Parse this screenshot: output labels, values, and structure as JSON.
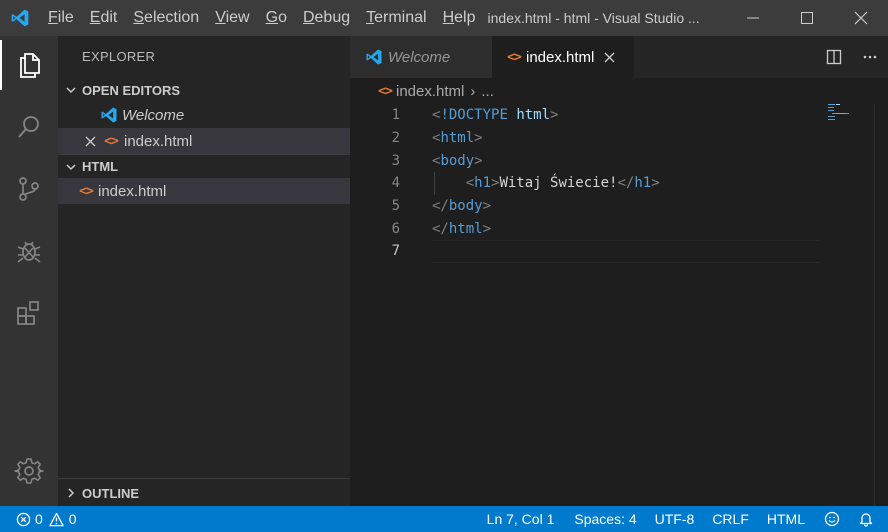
{
  "window": {
    "title": "index.html - html - Visual Studio ...",
    "logo_icon": "vscode-logo-icon",
    "controls": [
      "minimize-icon",
      "maximize-icon",
      "close-icon"
    ]
  },
  "menu": {
    "file": {
      "mn": "F",
      "rest": "ile"
    },
    "edit": {
      "mn": "E",
      "rest": "dit"
    },
    "selection": {
      "mn": "S",
      "rest": "election"
    },
    "view": {
      "mn": "V",
      "rest": "iew"
    },
    "go": {
      "mn": "G",
      "rest": "o"
    },
    "debug": {
      "mn": "D",
      "rest": "ebug"
    },
    "terminal": {
      "mn": "T",
      "rest": "erminal"
    },
    "help": {
      "mn": "H",
      "rest": "elp"
    }
  },
  "activity_bar": {
    "items": [
      "explorer-icon",
      "search-icon",
      "source-control-icon",
      "debug-icon",
      "extensions-icon"
    ],
    "bottom": "settings-gear-icon"
  },
  "sidebar": {
    "title": "EXPLORER",
    "open_editors": {
      "header": "OPEN EDITORS",
      "items": [
        {
          "label": "Welcome"
        },
        {
          "label": "index.html"
        }
      ]
    },
    "folder": {
      "header": "HTML",
      "files": [
        {
          "label": "index.html"
        }
      ]
    },
    "outline": {
      "header": "OUTLINE"
    }
  },
  "tabs": [
    {
      "label": "Welcome",
      "active": false
    },
    {
      "label": "index.html",
      "active": true
    }
  ],
  "tab_actions": [
    "split-editor-icon",
    "more-actions-icon"
  ],
  "breadcrumbs": {
    "file": "index.html",
    "separator": "›",
    "rest": "..."
  },
  "editor": {
    "lines": [
      {
        "n": "1",
        "parts": [
          [
            "bracket",
            "<"
          ],
          [
            "doctype",
            "!DOCTYPE"
          ],
          [
            "text",
            " "
          ],
          [
            "attr",
            "html"
          ],
          [
            "bracket",
            ">"
          ]
        ]
      },
      {
        "n": "2",
        "parts": [
          [
            "bracket",
            "<"
          ],
          [
            "tag",
            "html"
          ],
          [
            "bracket",
            ">"
          ]
        ]
      },
      {
        "n": "3",
        "parts": [
          [
            "bracket",
            "<"
          ],
          [
            "tag",
            "body"
          ],
          [
            "bracket",
            ">"
          ]
        ]
      },
      {
        "n": "4",
        "parts": [
          [
            "text",
            "    "
          ],
          [
            "bracket",
            "<"
          ],
          [
            "tag",
            "h1"
          ],
          [
            "bracket",
            ">"
          ],
          [
            "text",
            "Witaj Świecie!"
          ],
          [
            "bracket",
            "</"
          ],
          [
            "tag",
            "h1"
          ],
          [
            "bracket",
            ">"
          ]
        ]
      },
      {
        "n": "5",
        "parts": [
          [
            "bracket",
            "</"
          ],
          [
            "tag",
            "body"
          ],
          [
            "bracket",
            ">"
          ]
        ]
      },
      {
        "n": "6",
        "parts": [
          [
            "bracket",
            "</"
          ],
          [
            "tag",
            "html"
          ],
          [
            "bracket",
            ">"
          ]
        ]
      },
      {
        "n": "7",
        "parts": []
      }
    ],
    "current_line": "7"
  },
  "status": {
    "errors": "0",
    "warnings": "0",
    "position": "Ln 7, Col 1",
    "spaces": "Spaces: 4",
    "encoding": "UTF-8",
    "eol": "CRLF",
    "language": "HTML",
    "feedback_icon": "smiley-feedback-icon",
    "notifications_icon": "bell-icon"
  },
  "colors": {
    "accent": "#007acc",
    "html_icon": "#e37933",
    "vscode_blue": "#23a9f2"
  }
}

- [Direction]
Check each line above for the string "title" and show the ones that have it.

- [Task response]
    "title": "index.html - html - Visual Studio ...",
    "title": "EXPLORER",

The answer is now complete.